#### [What you have to do]
Can you copy every line of the records below word for word, leaving the pictures out of your answer?

......

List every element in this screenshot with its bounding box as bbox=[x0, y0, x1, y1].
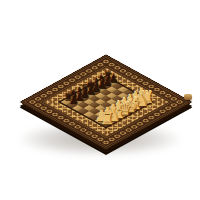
piece-white-rook[interactable]: ♜ bbox=[96, 112, 120, 126]
latch-knob bbox=[184, 94, 192, 100]
square-a1[interactable]: ♜ bbox=[100, 121, 111, 127]
chess-grid: ♜♞♝♛♚♝♞♜♟♟♟♟♟♟♟♟♟♟♟♟♟♟♟♟♜♞♝♛♚♝♞♜ bbox=[61, 77, 152, 127]
grid-separator: ♜♞♝♛♚♝♞♜♟♟♟♟♟♟♟♟♟♟♟♟♟♟♟♟♜♞♝♛♚♝♞♜ bbox=[58, 76, 154, 129]
photo-background: ♜♞♝♛♚♝♞♜♟♟♟♟♟♟♟♟♟♟♟♟♟♟♟♟♜♞♝♛♚♝♞♜ bbox=[0, 0, 200, 200]
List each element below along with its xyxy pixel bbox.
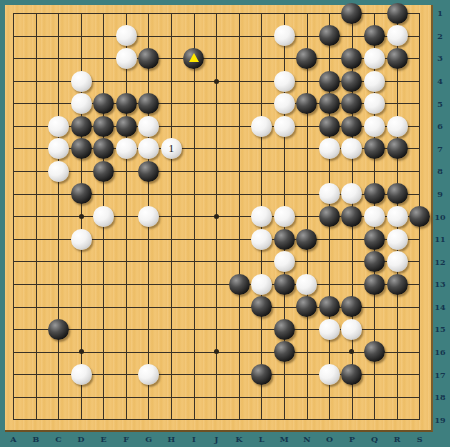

......

#### [Exercise output]
List every element in this screenshot with its bounding box as bbox=[x0, y0, x1, y1].
piece-white-rook[interactable]: ♜ bbox=[96, 112, 120, 126]
latch-knob bbox=[184, 94, 192, 100]
square-a1[interactable]: ♜ bbox=[100, 121, 111, 127]
chess-grid: ♜♞♝♛♚♝♞♜♟♟♟♟♟♟♟♟♟♟♟♟♟♟♟♟♜♞♝♛♚♝♞♜ bbox=[61, 77, 152, 127]
grid-separator: ♜♞♝♛♚♝♞♜♟♟♟♟♟♟♟♟♟♟♟♟♟♟♟♟♜♞♝♛♚♝♞♜ bbox=[58, 76, 154, 129]
photo-background: ♜♞♝♛♚♝♞♜♟♟♟♟♟♟♟♟♟♟♟♟♟♟♟♟♜♞♝♛♚♝♞♜ bbox=[0, 0, 200, 200]
List each element below along with its xyxy pixel bbox.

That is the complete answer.